_Records to process_:
>>>>
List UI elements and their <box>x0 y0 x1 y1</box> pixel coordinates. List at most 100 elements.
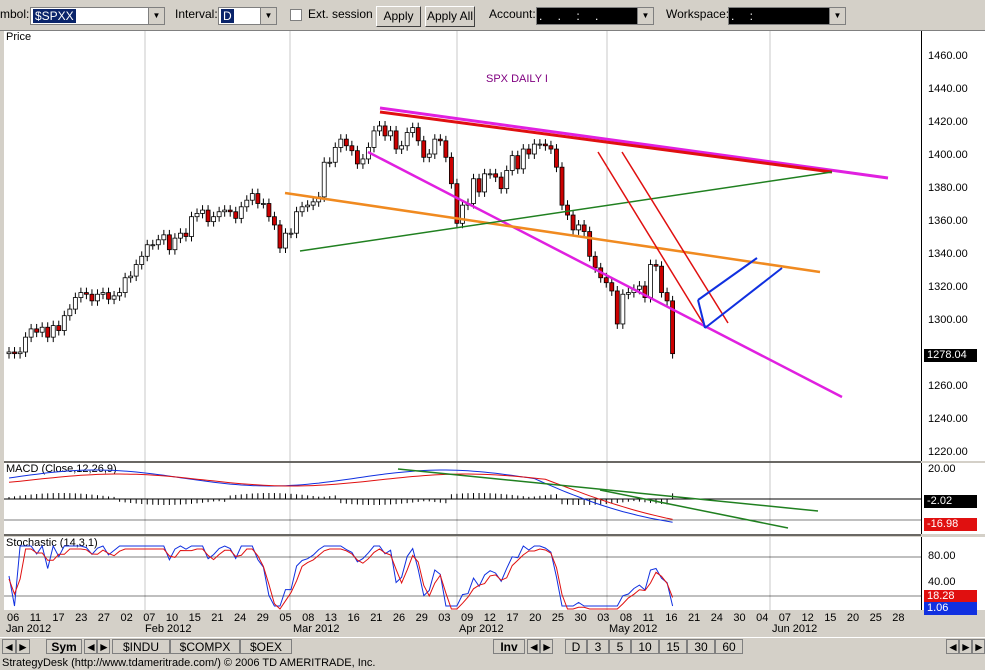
candle-body <box>128 275 134 279</box>
interval-scroll-right-icon[interactable]: ► <box>540 639 553 654</box>
candle-body <box>172 237 178 251</box>
date-tick-label: 28 <box>892 612 905 624</box>
candle-body <box>12 351 17 355</box>
chevron-down-icon[interactable]: ▼ <box>637 8 653 24</box>
price-pane-title: Price <box>6 31 32 43</box>
stochastic-tick: 40.00 <box>928 576 956 588</box>
date-axis[interactable]: 06 11 17 23 27 02 07 10 15 21 24 29 05 08 13 16 21 26 29 03… <box>0 611 923 636</box>
workspace-value[interactable]: . : <box>731 9 760 23</box>
nav-right-icon[interactable]: ► <box>16 639 30 654</box>
tab-indu[interactable]: $INDU <box>112 639 170 654</box>
candle-body <box>493 173 499 178</box>
date-tick-label: 24 <box>234 612 247 624</box>
interval-tab-60[interactable]: 60 <box>715 639 743 654</box>
candle-body <box>382 125 388 137</box>
date-tick-label: 25 <box>869 612 882 624</box>
scroll-left-icon[interactable]: ◄ <box>946 639 959 654</box>
symbol-value[interactable]: $SPXX <box>33 9 76 23</box>
stoch-d-tag: 1.06 <box>924 602 977 615</box>
stochastic-k-line <box>8 544 674 607</box>
red-channel-line <box>597 151 704 324</box>
scroll-right-icon[interactable]: ► <box>959 639 972 654</box>
interval-scroll-left-icon[interactable]: ◄ <box>527 639 540 654</box>
candle-body <box>399 145 405 150</box>
chevron-down-icon[interactable]: ▼ <box>829 8 845 24</box>
date-tick-label: 30 <box>574 612 587 624</box>
candle-body <box>388 130 393 137</box>
account-label: Account: <box>489 7 536 21</box>
interval-tab-3[interactable]: 3 <box>587 639 609 654</box>
date-tick-label: 04 <box>756 612 769 624</box>
candle-body <box>183 232 189 237</box>
bottom-bar: ◄ ► Sym ◄ ► $INDU $COMPX $OEX Inv ◄ ► D … <box>0 637 985 656</box>
tab-compx[interactable]: $COMPX <box>170 639 240 654</box>
candle-body <box>216 211 222 218</box>
stochastic-axis[interactable]: 80.00 40.00 18.28 1.06 <box>921 537 985 615</box>
sym-tab[interactable]: Sym <box>46 639 82 654</box>
tab-oex[interactable]: $OEX <box>240 639 292 654</box>
price-axis[interactable]: 1460.00 1440.00 1420.00 1400.00 1380.00 … <box>921 31 985 461</box>
candle-body <box>200 209 205 214</box>
interval-tab-10[interactable]: 10 <box>631 639 659 654</box>
chart-title: SPX DAILY I <box>486 73 548 85</box>
candle-body <box>515 155 521 170</box>
candle-body <box>227 209 233 213</box>
green-trendline <box>299 171 833 252</box>
blue-channel-line <box>697 257 758 301</box>
candle-body <box>443 140 449 158</box>
candle-body <box>487 173 493 176</box>
macd-axis[interactable]: 20.00 -2.02 -16.98 <box>921 463 985 534</box>
candle-body <box>642 285 648 298</box>
workspace-combo[interactable]: . : ▼ <box>728 7 846 25</box>
price-tick: 1400.00 <box>928 149 968 161</box>
price-pane[interactable]: Price <box>4 31 921 461</box>
date-tick-label: 21 <box>370 612 383 624</box>
candle-body <box>89 293 95 302</box>
month-label: Jun 2012 <box>772 623 818 635</box>
candle-body <box>509 155 515 171</box>
date-tick-label: 25 <box>551 612 565 624</box>
interval-tab-30[interactable]: 30 <box>687 639 715 654</box>
candle-body <box>559 166 565 206</box>
interval-combo[interactable]: D ▼ <box>218 7 277 25</box>
apply-button[interactable]: Apply <box>376 6 421 27</box>
month-label: Apr 2012 <box>459 623 504 635</box>
date-tick-label: 26 <box>392 612 406 624</box>
candle-body <box>576 224 581 231</box>
candle-body <box>72 297 78 310</box>
account-combo[interactable]: . . : . ▼ <box>536 7 654 25</box>
inv-tab[interactable]: Inv <box>493 639 525 654</box>
month-label: Feb 2012 <box>145 623 192 635</box>
chevron-down-icon[interactable]: ▼ <box>260 8 276 24</box>
date-tick-label: 17 <box>506 612 519 624</box>
interval-value[interactable]: D <box>221 9 234 23</box>
tab-scroll-right-icon[interactable]: ► <box>97 639 110 654</box>
interval-tab-15[interactable]: 15 <box>659 639 687 654</box>
ext-session-checkbox[interactable] <box>290 9 302 21</box>
interval-tab-d[interactable]: D <box>565 639 587 654</box>
status-bar: StrategyDesk (http://www.tdameritrade.co… <box>0 656 985 670</box>
candle-body <box>609 282 615 292</box>
candle-body <box>520 148 526 170</box>
candle-body <box>34 328 40 333</box>
symbol-combo[interactable]: $SPXX ▼ <box>30 7 165 25</box>
chevron-down-icon[interactable]: ▼ <box>148 8 164 24</box>
apply-all-button[interactable]: Apply All <box>425 6 475 27</box>
scroll-end-icon[interactable]: ► <box>972 639 985 654</box>
date-tick-label: 08 <box>619 612 633 624</box>
candle-body <box>592 255 598 269</box>
nav-left-icon[interactable]: ◄ <box>2 639 16 654</box>
chart-svg[interactable]: SPX DAILY I <box>0 0 923 612</box>
date-tick-label: 15 <box>824 612 837 624</box>
candle-body <box>415 127 421 142</box>
month-label: May 2012 <box>609 623 658 635</box>
candle-body <box>100 292 106 295</box>
account-value[interactable]: . . : . <box>539 9 605 23</box>
candle-body <box>45 326 51 338</box>
candle-body <box>410 127 416 133</box>
candle-body <box>299 206 305 213</box>
interval-tab-5[interactable]: 5 <box>609 639 631 654</box>
candle-body <box>288 232 294 235</box>
tab-scroll-left-icon[interactable]: ◄ <box>84 639 97 654</box>
candle-body <box>531 143 537 155</box>
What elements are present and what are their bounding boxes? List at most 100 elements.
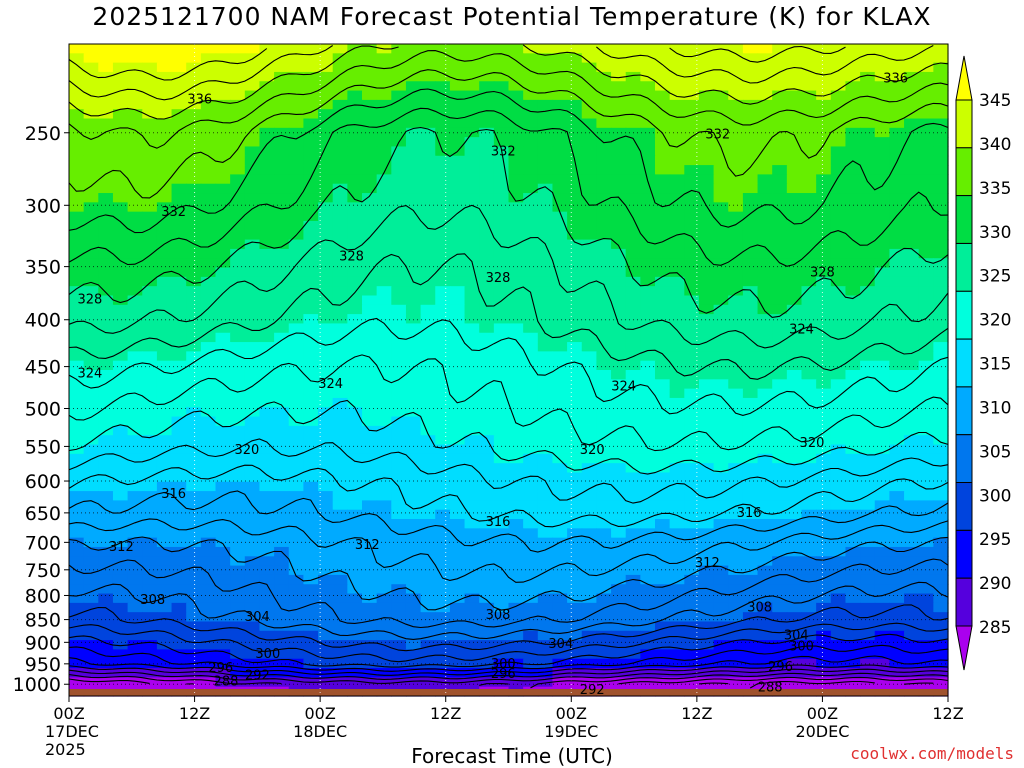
<<<<
_Requirement_: Format every line of the items above as a Markdown table with the columns Row and Text, numbering the rows and skipping any blank lines. Leave the pictures out of the table.

_Solved exercise_:
| Row | Text |
|---|---|
| 1 | List UI elements and their <box>x0 y0 x1 y1</box> pixel coordinates. List at most 100 elements. |
| 2 | candle-body <box>128 275 134 279</box> |
| 3 | interval-scroll-right-icon[interactable]: ► <box>540 639 553 654</box> |
| 4 | candle-body <box>172 237 178 251</box> |
| 5 | date-tick-label: 28 <box>892 612 905 624</box> |
| 6 | candle-body <box>12 351 17 355</box> |
| 7 | chevron-down-icon[interactable]: ▼ <box>637 8 653 24</box> |
| 8 | price-pane-title: Price <box>6 31 32 43</box> |
| 9 | stochastic-tick: 40.00 <box>928 576 956 588</box> |
| 10 | date-axis[interactable]: 06 11 17 23 27 02 07 10 15 21 24 29 05 08 13 16 21 26 29 03… <box>0 611 923 636</box> |
| 11 | workspace-value[interactable]: . : <box>731 9 760 23</box> |
| 12 | nav-right-icon[interactable]: ► <box>16 639 30 654</box> |
| 13 | tab-indu[interactable]: $INDU <box>112 639 170 654</box> |
| 14 | candle-body <box>493 173 499 178</box> |
| 15 | date-tick-label: 24 <box>234 612 247 624</box> |
| 16 | interval-tab-60[interactable]: 60 <box>715 639 743 654</box> |
| 17 | candle-body <box>382 125 388 137</box> |
| 18 | date-tick-label: 25 <box>869 612 882 624</box> |
| 19 | scroll-left-icon[interactable]: ◄ <box>946 639 959 654</box> |
| 20 | symbol-value[interactable]: $SPXX <box>33 9 76 23</box> |
| 21 | stoch-d-tag: 1.06 <box>924 602 977 615</box> |
| 22 | stochastic-k-line <box>8 544 674 607</box> |
| 23 | red-channel-line <box>597 151 704 324</box> |
| 24 | scroll-right-icon[interactable]: ► <box>959 639 972 654</box> |
| 25 | interval-scroll-left-icon[interactable]: ◄ <box>527 639 540 654</box> |
| 26 | candle-body <box>399 145 405 150</box> |
| 27 | chevron-down-icon[interactable]: ▼ <box>829 8 845 24</box> |
| 28 | date-tick-label: 30 <box>574 612 587 624</box> |
| 29 | candle-body <box>388 130 393 137</box> |
| 30 | account-label: Account: <box>489 7 536 21</box> |
| 31 | interval-tab-3[interactable]: 3 <box>587 639 609 654</box> |
| 32 | date-tick-label: 04 <box>756 612 769 624</box> |
| 33 | candle-body <box>183 232 189 237</box> |
| 34 | bottom-bar: ◄ ► Sym ◄ ► $INDU $COMPX $OEX Inv ◄ ► D … <box>0 637 985 656</box> |
| 35 | tab-compx[interactable]: $COMPX <box>170 639 240 654</box> |
| 36 | candle-body <box>216 211 222 218</box> |
| 37 | stochastic-axis[interactable]: 80.00 40.00 18.28 1.06 <box>921 537 985 615</box> |
| 38 | sym-tab[interactable]: Sym <box>46 639 82 654</box> |
| 39 | tab-oex[interactable]: $OEX <box>240 639 292 654</box> |
| 40 | price-axis[interactable]: 1460.00 1440.00 1420.00 1400.00 1380.00 … <box>921 31 985 461</box> |
| 41 | candle-body <box>200 209 205 214</box> |
| 42 | interval-tab-10[interactable]: 10 <box>631 639 659 654</box> |
| 43 | chart-title: SPX DAILY I <box>486 73 548 85</box> |
| 44 | candle-body <box>515 155 521 170</box> |
| 45 | candle-body <box>227 209 233 213</box> |
| 46 | green-trendline <box>299 171 833 252</box> |
| 47 | blue-channel-line <box>697 257 758 301</box> |
| 48 | candle-body <box>443 140 449 158</box> |
| 49 | candle-body <box>487 173 493 176</box> |
| 50 | macd-axis[interactable]: 20.00 -2.02 -16.98 <box>921 463 985 534</box> |
| 51 | candle-body <box>642 285 648 298</box> |
| 52 | workspace-combo[interactable]: . : ▼ <box>728 7 846 25</box> |
| 53 | price-tick: 1400.00 <box>928 149 968 161</box> |
| 54 | price-pane[interactable]: Price <box>4 31 921 461</box> |
| 55 | date-tick-label: 21 <box>370 612 383 624</box> |
| 56 | candle-body <box>89 293 95 302</box> |
| 57 | month-label: Jun 2012 <box>772 623 818 635</box> |
| 58 | candle-body <box>509 155 515 171</box> |
| 59 | date-tick-label: 25 <box>551 612 565 624</box> |
| 60 | interval-tab-30[interactable]: 30 <box>687 639 715 654</box> |
| 61 | candle-body <box>559 166 565 206</box> |
| 62 | interval-combo[interactable]: D ▼ <box>218 7 277 25</box> |
| 63 | apply-button[interactable]: Apply <box>376 6 421 27</box> |
| 64 | month-label: Apr 2012 <box>459 623 504 635</box> |
| 65 | date-tick-label: 26 <box>392 612 406 624</box> |
| 66 | candle-body <box>576 224 581 231</box> |
| 67 | candle-body <box>72 297 78 310</box> |
| 68 | account-combo[interactable]: . . : . ▼ <box>536 7 654 25</box> |
| 69 | inv-tab[interactable]: Inv <box>493 639 525 654</box> |
| 70 | month-label: Feb 2012 <box>145 623 192 635</box> |
| 71 | chevron-down-icon[interactable]: ▼ <box>260 8 276 24</box> |
| 72 | date-tick-label: 17 <box>506 612 519 624</box> |
| 73 | interval-value[interactable]: D <box>221 9 234 23</box> |
| 74 | tab-scroll-right-icon[interactable]: ► <box>97 639 110 654</box> |
| 75 | interval-tab-15[interactable]: 15 <box>659 639 687 654</box> |
| 76 | ext-session-checkbox[interactable] <box>290 9 302 21</box> |
| 77 | interval-tab-d[interactable]: D <box>565 639 587 654</box> |
| 78 | status-bar: StrategyDesk (http://www.tdameritrade.co… <box>0 656 985 670</box> |
| 79 | candle-body <box>609 282 615 292</box> |
| 80 | candle-body <box>520 148 526 170</box> |
| 81 | candle-body <box>34 328 40 333</box> |
| 82 | symbol-combo[interactable]: $SPXX ▼ <box>30 7 165 25</box> |
| 83 | chevron-down-icon[interactable]: ▼ <box>148 8 164 24</box> |
| 84 | apply-all-button[interactable]: Apply All <box>425 6 475 27</box> |
| 85 | scroll-end-icon[interactable]: ► <box>972 639 985 654</box> |
| 86 | date-tick-label: 08 <box>619 612 633 624</box> |
| 87 | candle-body <box>592 255 598 269</box> |
| 88 | nav-left-icon[interactable]: ◄ <box>2 639 16 654</box> |
| 89 | chart-svg[interactable]: SPX DAILY I <box>0 0 923 612</box> |
| 90 | date-tick-label: 15 <box>824 612 837 624</box> |
| 91 | candle-body <box>415 127 421 142</box> |
| 92 | month-label: May 2012 <box>609 623 658 635</box> |
| 93 | candle-body <box>100 292 106 295</box> |
| 94 | account-value[interactable]: . . : . <box>539 9 605 23</box> |
| 95 | candle-body <box>45 326 51 338</box> |
| 96 | candle-body <box>410 127 416 133</box> |
| 97 | candle-body <box>299 206 305 213</box> |
| 98 | interval-tab-5[interactable]: 5 <box>609 639 631 654</box> |
| 99 | candle-body <box>288 232 294 235</box> |
| 100 | tab-scroll-left-icon[interactable]: ◄ <box>84 639 97 654</box> |
| 101 | candle-body <box>531 143 537 155</box> |
| 102 | What elements are present and what are their bounding boxes? List at most 100 elements. |